Write out the listing exactly as it is given.

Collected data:
- - - - - - -

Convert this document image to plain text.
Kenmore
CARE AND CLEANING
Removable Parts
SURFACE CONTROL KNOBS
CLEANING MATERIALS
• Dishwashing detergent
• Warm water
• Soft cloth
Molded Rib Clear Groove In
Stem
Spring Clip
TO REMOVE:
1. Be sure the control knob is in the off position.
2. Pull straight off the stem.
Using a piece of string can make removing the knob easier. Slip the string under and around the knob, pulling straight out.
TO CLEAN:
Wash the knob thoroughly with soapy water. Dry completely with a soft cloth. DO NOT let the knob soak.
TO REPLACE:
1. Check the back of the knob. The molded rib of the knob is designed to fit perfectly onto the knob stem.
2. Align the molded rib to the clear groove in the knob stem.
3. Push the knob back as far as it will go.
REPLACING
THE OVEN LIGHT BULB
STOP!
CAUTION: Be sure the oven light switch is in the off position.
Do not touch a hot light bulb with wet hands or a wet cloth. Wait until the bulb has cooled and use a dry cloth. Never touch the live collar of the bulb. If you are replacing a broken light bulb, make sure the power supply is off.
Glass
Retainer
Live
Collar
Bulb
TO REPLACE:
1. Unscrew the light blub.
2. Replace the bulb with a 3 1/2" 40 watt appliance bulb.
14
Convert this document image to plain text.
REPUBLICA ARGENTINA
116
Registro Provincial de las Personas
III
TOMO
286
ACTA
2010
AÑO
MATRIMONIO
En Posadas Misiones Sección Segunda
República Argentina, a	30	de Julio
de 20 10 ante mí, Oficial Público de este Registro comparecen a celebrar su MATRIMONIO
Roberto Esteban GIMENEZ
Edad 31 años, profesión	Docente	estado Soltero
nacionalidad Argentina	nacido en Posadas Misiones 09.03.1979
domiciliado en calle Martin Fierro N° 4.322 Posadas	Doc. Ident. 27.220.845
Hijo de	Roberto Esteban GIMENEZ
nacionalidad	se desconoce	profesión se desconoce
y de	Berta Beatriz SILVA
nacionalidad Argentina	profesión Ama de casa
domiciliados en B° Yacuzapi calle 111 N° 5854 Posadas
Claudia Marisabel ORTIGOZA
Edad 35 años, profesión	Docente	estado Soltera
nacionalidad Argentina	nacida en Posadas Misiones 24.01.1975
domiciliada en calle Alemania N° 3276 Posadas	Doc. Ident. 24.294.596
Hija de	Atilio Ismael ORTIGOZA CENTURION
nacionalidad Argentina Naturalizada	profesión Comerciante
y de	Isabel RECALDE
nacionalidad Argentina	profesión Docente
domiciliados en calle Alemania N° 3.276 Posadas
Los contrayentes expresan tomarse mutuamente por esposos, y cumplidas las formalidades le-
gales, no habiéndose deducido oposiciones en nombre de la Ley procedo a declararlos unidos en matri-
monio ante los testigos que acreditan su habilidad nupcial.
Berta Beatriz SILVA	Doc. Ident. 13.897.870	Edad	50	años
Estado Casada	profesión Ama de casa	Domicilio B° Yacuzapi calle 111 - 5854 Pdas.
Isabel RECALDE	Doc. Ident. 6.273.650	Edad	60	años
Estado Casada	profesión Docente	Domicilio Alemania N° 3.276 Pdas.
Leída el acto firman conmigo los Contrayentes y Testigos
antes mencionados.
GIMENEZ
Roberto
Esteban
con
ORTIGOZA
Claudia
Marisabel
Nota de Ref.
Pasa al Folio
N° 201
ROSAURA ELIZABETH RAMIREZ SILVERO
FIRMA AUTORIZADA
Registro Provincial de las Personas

- - - - - - -

EXERCISE ANSWER:
Convert this document image to plain text.
Kenmore
CARE AND CLEANING
Removable Parts
SURFACE CONTROL KNOBS
CLEANING MATERIALS
• Dishwashing detergent
• Warm water
• Soft cloth
Molded Rib Clear Groove In
Stem
Spring Clip
TO REMOVE:
1. Be sure the control knob is in the off position.
2. Pull straight off the stem.
Using a piece of string can make removing the knob easier. Slip the string under and around the knob, pulling straight out.
TO CLEAN:
Wash the knob thoroughly with soapy water. Dry completely with a soft cloth. DO NOT let the knob soak.
TO REPLACE:
1. Check the back of the knob. The molded rib of the knob is designed to fit perfectly onto the knob stem.
2. Align the molded rib to the clear groove in the knob stem.
3. Push the knob back as far as it will go.
REPLACING
THE OVEN LIGHT BULB
STOP!
CAUTION: Be sure the oven light switch is in the off position.
Do not touch a hot light bulb with wet hands or a wet cloth. Wait until the bulb has cooled and use a dry cloth. Never touch the live collar of the bulb. If you are replacing a broken light bulb, make sure the power supply is off.
Glass
Retainer
Live
Collar
Bulb
TO REPLACE:
1. Unscrew the light blub.
2. Replace the bulb with a 3 1/2" 40 watt appliance bulb.
14
Convert this document image to plain text.
REPUBLICA ARGENTINA
116
Registro Provincial de las Personas
III
TOMO
286
ACTA
2010
AÑO
MATRIMONIO
En Posadas Misiones Sección Segunda
República Argentina, a	30	de Julio
de 20 10 ante mí, Oficial Público de este Registro comparecen a celebrar su MATRIMONIO
Roberto Esteban GIMENEZ
Edad 31 años, profesión	Docente	estado Soltero
nacionalidad Argentina	nacido en Posadas Misiones 09.03.1979
domiciliado en calle Martin Fierro N° 4.322 Posadas	Doc. Ident. 27.220.845
Hijo de	Roberto Esteban GIMENEZ
nacionalidad	se desconoce	profesión se desconoce
y de	Berta Beatriz SILVA
nacionalidad Argentina	profesión Ama de casa
domiciliados en B° Yacuzapi calle 111 N° 5854 Posadas
Claudia Marisabel ORTIGOZA
Edad 35 años, profesión	Docente	estado Soltera
nacionalidad Argentina	nacida en Posadas Misiones 24.01.1975
domiciliada en calle Alemania N° 3276 Posadas	Doc. Ident. 24.294.596
Hija de	Atilio Ismael ORTIGOZA CENTURION
nacionalidad Argentina Naturalizada	profesión Comerciante
y de	Isabel RECALDE
nacionalidad Argentina	profesión Docente
domiciliados en calle Alemania N° 3.276 Posadas
Los contrayentes expresan tomarse mutuamente por esposos, y cumplidas las formalidades le-
gales, no habiéndose deducido oposiciones en nombre de la Ley procedo a declararlos unidos en matri-
monio ante los testigos que acreditan su habilidad nupcial.
Berta Beatriz SILVA	Doc. Ident. 13.897.870	Edad	50	años
Estado Casada	profesión Ama de casa	Domicilio B° Yacuzapi calle 111 - 5854 Pdas.
Isabel RECALDE	Doc. Ident. 6.273.650	Edad	60	años
Estado Casada	profesión Docente	Domicilio Alemania N° 3.276 Pdas.
Leída el acto firman conmigo los Contrayentes y Testigos
antes mencionados.
GIMENEZ
Roberto
Esteban
con
ORTIGOZA
Claudia
Marisabel
Nota de Ref.
Pasa al Folio
N° 201
ROSAURA ELIZABETH RAMIREZ SILVERO
FIRMA AUTORIZADA
Registro Provincial de las Personas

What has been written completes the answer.